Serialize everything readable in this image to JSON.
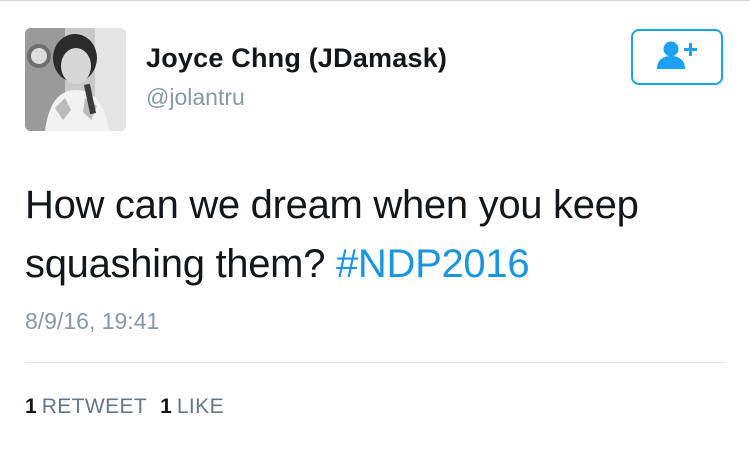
{
  "user": {
    "display_name": "Joyce Chng (JDamask)",
    "handle": "@jolantru",
    "avatar": "user-avatar-photo"
  },
  "follow_button": {
    "icon": "add-user-icon",
    "color": "#1da1f2"
  },
  "tweet": {
    "text": "How can we dream when you keep squashing them?",
    "hashtag": "#NDP2016",
    "timestamp": "8/9/16, 19:41"
  },
  "stats": {
    "retweets": {
      "count": "1",
      "label": "RETWEET"
    },
    "likes": {
      "count": "1",
      "label": "LIKE"
    }
  },
  "colors": {
    "text": "#14171a",
    "secondary": "#8899a6",
    "link": "#1b95e0",
    "divider": "#e1e8ed"
  }
}
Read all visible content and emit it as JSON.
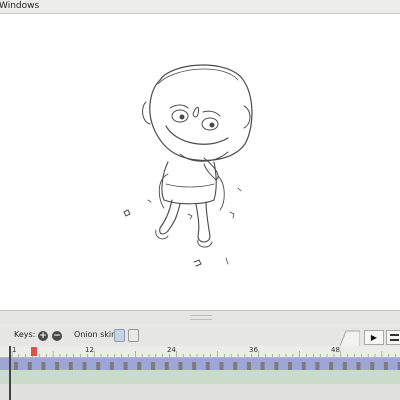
{
  "window": {
    "menu_title": "Windows"
  },
  "toolbar": {
    "keys_label": "Keys:",
    "onion_label": "Onion skin:"
  },
  "player": {
    "play_symbol": "▶"
  },
  "timeline": {
    "tick_labels": [
      "1",
      "12",
      "24",
      "36",
      "48"
    ],
    "current_frame": 4
  },
  "colors": {
    "track": "#9ea6d6",
    "key": "#7c7c80",
    "playhead": "#e05050"
  }
}
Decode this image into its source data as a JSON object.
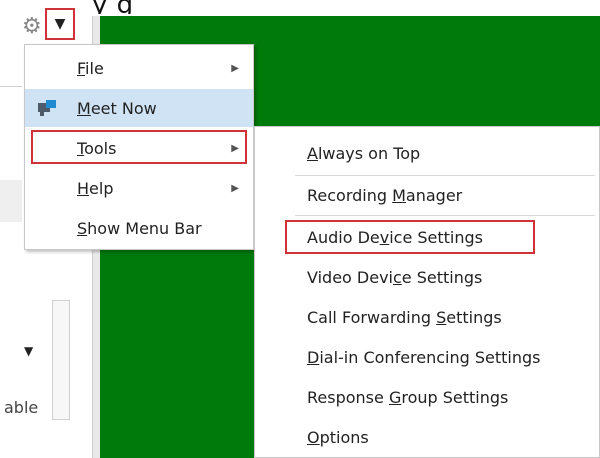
{
  "header": {
    "top_text": "y                                    g"
  },
  "left_pane": {
    "bottom_text": "able"
  },
  "main_menu": {
    "items": [
      {
        "label": "File",
        "underline_index": 0,
        "has_submenu": true
      },
      {
        "label": "Meet Now",
        "underline_index": 0,
        "has_submenu": false,
        "icon": "meet-now-icon"
      },
      {
        "label": "Tools",
        "underline_index": 0,
        "has_submenu": true
      },
      {
        "label": "Help",
        "underline_index": 0,
        "has_submenu": true
      },
      {
        "label": "Show Menu Bar",
        "underline_index": 0,
        "has_submenu": false
      }
    ]
  },
  "tools_submenu": {
    "items": [
      {
        "label": "Always on Top"
      },
      {
        "label": "Recording Manager"
      },
      {
        "label": "Audio Device Settings"
      },
      {
        "label": "Video Device Settings"
      },
      {
        "label": "Call Forwarding Settings"
      },
      {
        "label": "Dial-in Conferencing Settings"
      },
      {
        "label": "Response Group Settings"
      },
      {
        "label": "Options"
      }
    ]
  },
  "colors": {
    "highlight": "#cfe3f4",
    "callout_red": "#d0323a",
    "stage_green": "#007a0a"
  }
}
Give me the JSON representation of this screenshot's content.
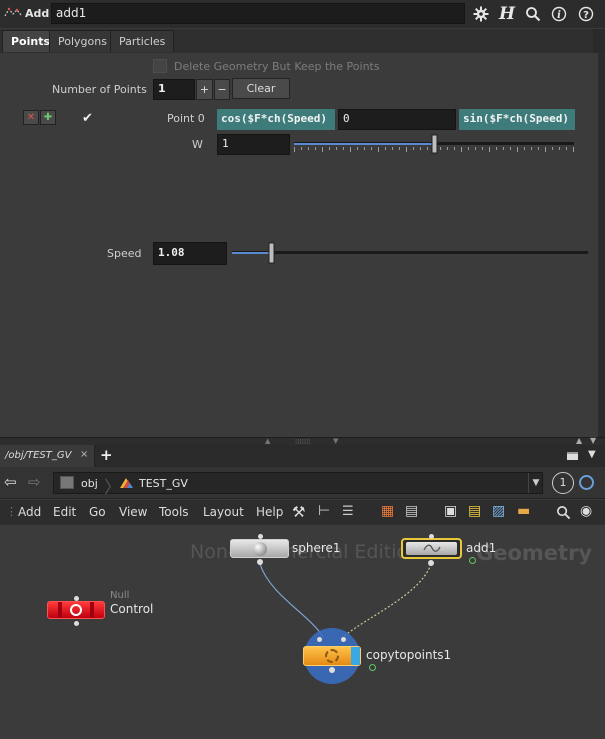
{
  "header": {
    "node_type_label": "Add",
    "node_name": "add1",
    "icons": [
      "gear-icon",
      "houdini-help-icon",
      "search-icon",
      "info-icon",
      "help-icon"
    ]
  },
  "tabs": [
    {
      "label": "Points",
      "active": true
    },
    {
      "label": "Polygons",
      "active": false
    },
    {
      "label": "Particles",
      "active": false
    }
  ],
  "params": {
    "delete_geometry_label": "Delete Geometry But Keep the Points",
    "number_of_points_label": "Number of Points",
    "number_of_points_value": "1",
    "plus_label": "+",
    "minus_label": "−",
    "clear_label": "Clear",
    "point0_label": "Point 0",
    "point0_x": "cos($F*ch(Speed)",
    "point0_y": "0",
    "point0_z": "sin($F*ch(Speed)",
    "w_label": "W",
    "w_value": "1",
    "w_slider_level": 0.5,
    "speed_label": "Speed",
    "speed_value": "1.08",
    "speed_slider_level": 0.11
  },
  "network": {
    "tab_label": "/obj/TEST_GV",
    "tab_close": "×",
    "tab_add": "+",
    "path_obj": "obj",
    "path_current": "TEST_GV",
    "pane_number": "1",
    "menu": [
      "Add",
      "Edit",
      "Go",
      "View",
      "Tools",
      "Layout",
      "Help"
    ],
    "watermark": "Non-Commercial Edition",
    "context_label": "Geometry",
    "nodes": {
      "sphere_label": "sphere1",
      "add_label": "add1",
      "null_type": "Null",
      "null_label": "Control",
      "copy_label": "copytopoints1"
    },
    "colors": {
      "expression_bg": "#3e7c7c",
      "null_node": "#e0141c",
      "copy_node": "#f4a623",
      "selected_outline": "#e8c83a",
      "copy_display_ring": "#3a70c8"
    }
  }
}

.....

Without the pictures, extract every entry verbatim.

Serialize everything readable in this image to JSON.
{
  "user": {
    "display_name": "Joyce Chng (JDamask)",
    "handle": "@jolantru",
    "avatar": "user-avatar-photo"
  },
  "follow_button": {
    "icon": "add-user-icon",
    "color": "#1da1f2"
  },
  "tweet": {
    "text": "How can we dream when you keep squashing them?",
    "hashtag": "#NDP2016",
    "timestamp": "8/9/16, 19:41"
  },
  "stats": {
    "retweets": {
      "count": "1",
      "label": "RETWEET"
    },
    "likes": {
      "count": "1",
      "label": "LIKE"
    }
  },
  "colors": {
    "text": "#14171a",
    "secondary": "#8899a6",
    "link": "#1b95e0",
    "divider": "#e1e8ed"
  }
}
Read all visible content and emit it as JSON.
{
  "window": {
    "menu_title": "Windows"
  },
  "toolbar": {
    "keys_label": "Keys:",
    "onion_label": "Onion skin:"
  },
  "player": {
    "play_symbol": "▶"
  },
  "timeline": {
    "tick_labels": [
      "1",
      "12",
      "24",
      "36",
      "48"
    ],
    "current_frame": 4
  },
  "colors": {
    "track": "#9ea6d6",
    "key": "#7c7c80",
    "playhead": "#e05050"
  }
}
Decode this image into its source data as a JSON object.
{
  "header": {
    "top_text": "y                                    g"
  },
  "left_pane": {
    "bottom_text": "able"
  },
  "main_menu": {
    "items": [
      {
        "label": "File",
        "underline_index": 0,
        "has_submenu": true
      },
      {
        "label": "Meet Now",
        "underline_index": 0,
        "has_submenu": false,
        "icon": "meet-now-icon"
      },
      {
        "label": "Tools",
        "underline_index": 0,
        "has_submenu": true
      },
      {
        "label": "Help",
        "underline_index": 0,
        "has_submenu": true
      },
      {
        "label": "Show Menu Bar",
        "underline_index": 0,
        "has_submenu": false
      }
    ]
  },
  "tools_submenu": {
    "items": [
      {
        "label": "Always on Top"
      },
      {
        "label": "Recording Manager"
      },
      {
        "label": "Audio Device Settings"
      },
      {
        "label": "Video Device Settings"
      },
      {
        "label": "Call Forwarding Settings"
      },
      {
        "label": "Dial-in Conferencing Settings"
      },
      {
        "label": "Response Group Settings"
      },
      {
        "label": "Options"
      }
    ]
  },
  "colors": {
    "highlight": "#cfe3f4",
    "callout_red": "#d0323a",
    "stage_green": "#007a0a"
  }
}
Give me the JSON representation of this screenshot's content.
{
  "header": {
    "node_type_label": "Add",
    "node_name": "add1",
    "icons": [
      "gear-icon",
      "houdini-help-icon",
      "search-icon",
      "info-icon",
      "help-icon"
    ]
  },
  "tabs": [
    {
      "label": "Points",
      "active": true
    },
    {
      "label": "Polygons",
      "active": false
    },
    {
      "label": "Particles",
      "active": false
    }
  ],
  "params": {
    "delete_geometry_label": "Delete Geometry But Keep the Points",
    "number_of_points_label": "Number of Points",
    "number_of_points_value": "1",
    "plus_label": "+",
    "minus_label": "−",
    "clear_label": "Clear",
    "point0_label": "Point 0",
    "point0_x": "cos($F*ch(Speed)",
    "point0_y": "0",
    "point0_z": "sin($F*ch(Speed)",
    "w_label": "W",
    "w_value": "1",
    "w_slider_level": 0.5,
    "speed_label": "Speed",
    "speed_value": "1.08",
    "speed_slider_level": 0.11
  },
  "network": {
    "tab_label": "/obj/TEST_GV",
    "tab_close": "×",
    "tab_add": "+",
    "path_obj": "obj",
    "path_current": "TEST_GV",
    "pane_number": "1",
    "menu": [
      "Add",
      "Edit",
      "Go",
      "View",
      "Tools",
      "Layout",
      "Help"
    ],
    "watermark": "Non-Commercial Edition",
    "context_label": "Geometry",
    "nodes": {
      "sphere_label": "sphere1",
      "add_label": "add1",
      "null_type": "Null",
      "null_label": "Control",
      "copy_label": "copytopoints1"
    },
    "colors": {
      "expression_bg": "#3e7c7c",
      "null_node": "#e0141c",
      "copy_node": "#f4a623",
      "selected_outline": "#e8c83a",
      "copy_display_ring": "#3a70c8"
    }
  }
}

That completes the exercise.